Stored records
— START —
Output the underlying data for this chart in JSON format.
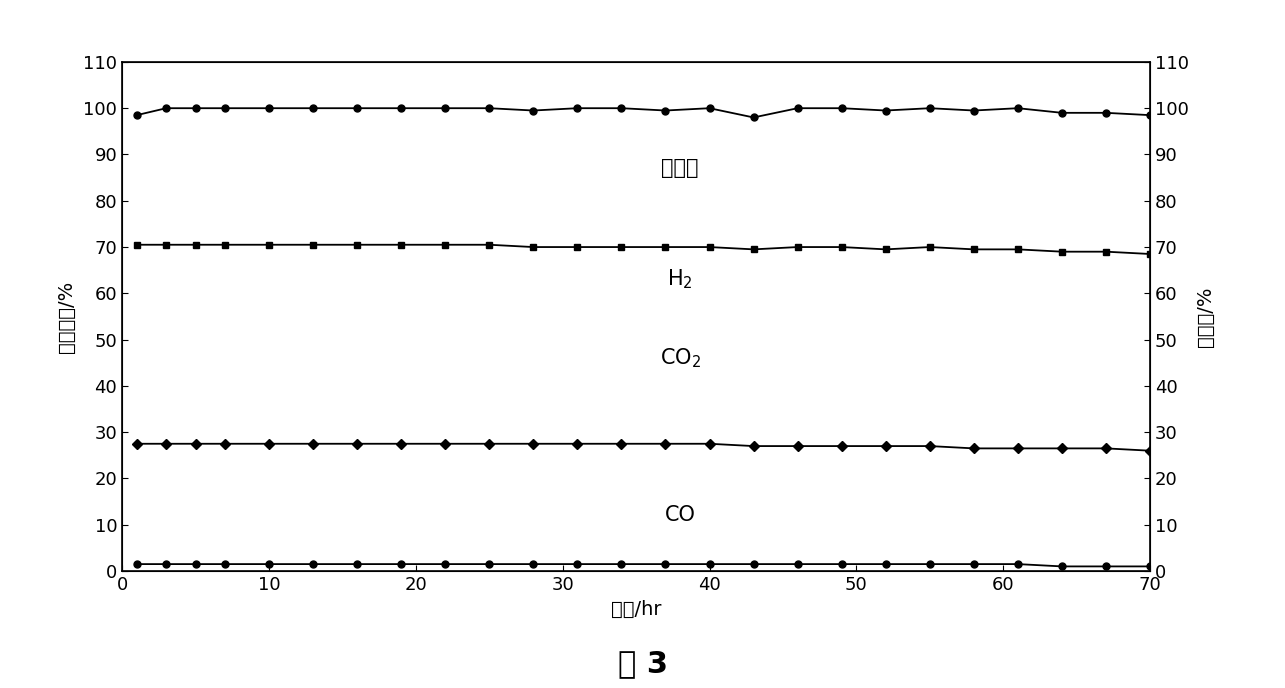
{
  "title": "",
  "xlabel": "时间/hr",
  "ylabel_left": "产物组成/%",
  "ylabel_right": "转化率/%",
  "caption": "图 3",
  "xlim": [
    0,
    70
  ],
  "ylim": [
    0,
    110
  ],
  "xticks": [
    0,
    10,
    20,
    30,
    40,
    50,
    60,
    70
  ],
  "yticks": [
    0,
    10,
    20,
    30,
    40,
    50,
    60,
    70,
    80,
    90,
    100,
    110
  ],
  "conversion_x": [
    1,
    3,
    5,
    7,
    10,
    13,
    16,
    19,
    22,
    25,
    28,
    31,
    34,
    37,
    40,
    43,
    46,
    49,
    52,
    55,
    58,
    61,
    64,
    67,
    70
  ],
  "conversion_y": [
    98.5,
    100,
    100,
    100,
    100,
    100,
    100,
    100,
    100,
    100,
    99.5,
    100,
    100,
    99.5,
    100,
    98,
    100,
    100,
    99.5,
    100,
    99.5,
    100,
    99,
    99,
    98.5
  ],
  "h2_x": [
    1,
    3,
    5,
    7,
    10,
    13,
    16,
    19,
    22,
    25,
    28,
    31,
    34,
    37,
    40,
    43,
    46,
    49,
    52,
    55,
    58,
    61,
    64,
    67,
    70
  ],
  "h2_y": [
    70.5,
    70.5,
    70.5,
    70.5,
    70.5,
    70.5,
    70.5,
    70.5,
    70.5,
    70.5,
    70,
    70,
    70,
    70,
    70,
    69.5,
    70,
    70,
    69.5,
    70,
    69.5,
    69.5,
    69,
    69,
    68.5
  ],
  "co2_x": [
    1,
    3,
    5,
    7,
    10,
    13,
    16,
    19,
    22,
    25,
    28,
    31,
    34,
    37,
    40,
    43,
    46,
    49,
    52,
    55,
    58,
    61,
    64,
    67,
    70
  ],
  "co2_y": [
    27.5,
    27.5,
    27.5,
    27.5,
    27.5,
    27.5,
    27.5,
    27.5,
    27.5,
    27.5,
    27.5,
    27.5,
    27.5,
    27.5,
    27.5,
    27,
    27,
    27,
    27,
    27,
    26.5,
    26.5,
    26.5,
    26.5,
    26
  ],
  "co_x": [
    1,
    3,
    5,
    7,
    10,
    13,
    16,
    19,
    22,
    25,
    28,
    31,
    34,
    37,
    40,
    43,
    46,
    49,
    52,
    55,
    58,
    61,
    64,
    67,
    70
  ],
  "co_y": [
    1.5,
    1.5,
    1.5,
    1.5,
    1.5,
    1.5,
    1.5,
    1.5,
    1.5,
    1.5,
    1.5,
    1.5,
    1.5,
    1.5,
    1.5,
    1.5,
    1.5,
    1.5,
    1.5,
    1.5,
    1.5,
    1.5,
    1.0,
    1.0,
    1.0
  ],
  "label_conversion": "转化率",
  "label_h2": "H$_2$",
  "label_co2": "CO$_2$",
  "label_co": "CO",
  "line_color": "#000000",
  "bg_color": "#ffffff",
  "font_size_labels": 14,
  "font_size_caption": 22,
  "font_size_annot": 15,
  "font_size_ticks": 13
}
— END —
— START —
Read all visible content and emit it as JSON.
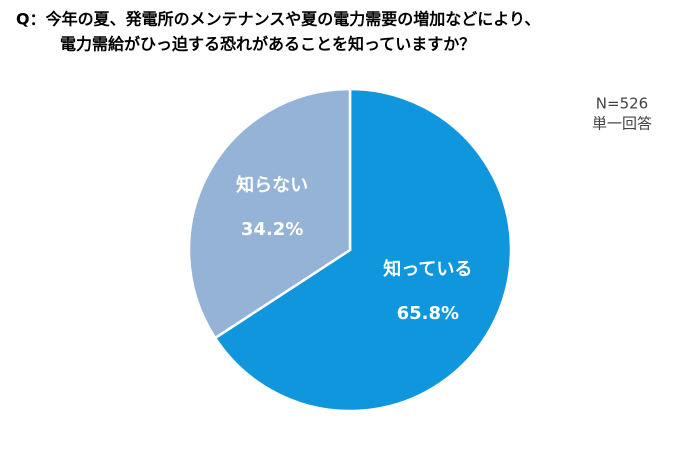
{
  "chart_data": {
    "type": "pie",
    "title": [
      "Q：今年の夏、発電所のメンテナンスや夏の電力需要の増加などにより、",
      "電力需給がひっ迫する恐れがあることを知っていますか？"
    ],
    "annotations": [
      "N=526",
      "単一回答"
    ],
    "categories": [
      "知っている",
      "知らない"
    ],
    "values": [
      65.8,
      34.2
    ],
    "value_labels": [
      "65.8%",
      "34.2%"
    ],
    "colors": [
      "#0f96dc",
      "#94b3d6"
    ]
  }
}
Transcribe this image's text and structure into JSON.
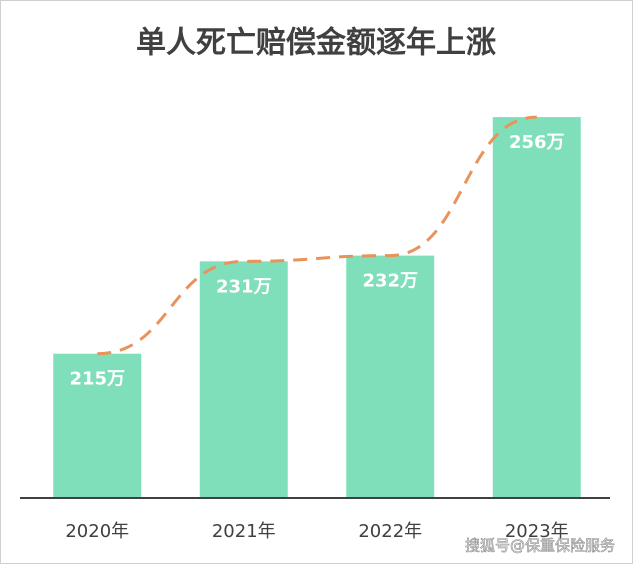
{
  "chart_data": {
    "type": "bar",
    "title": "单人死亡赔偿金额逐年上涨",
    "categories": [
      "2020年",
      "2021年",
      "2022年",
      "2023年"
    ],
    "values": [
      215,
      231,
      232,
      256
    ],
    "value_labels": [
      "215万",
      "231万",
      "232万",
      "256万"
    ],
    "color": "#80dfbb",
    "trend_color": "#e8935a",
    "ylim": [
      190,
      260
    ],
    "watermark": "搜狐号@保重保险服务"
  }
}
— END —
§ YOUR GOAL: From the records above, how many lines include the word "this"? Only the number is wanted.

§ WORKED ANSWER: 2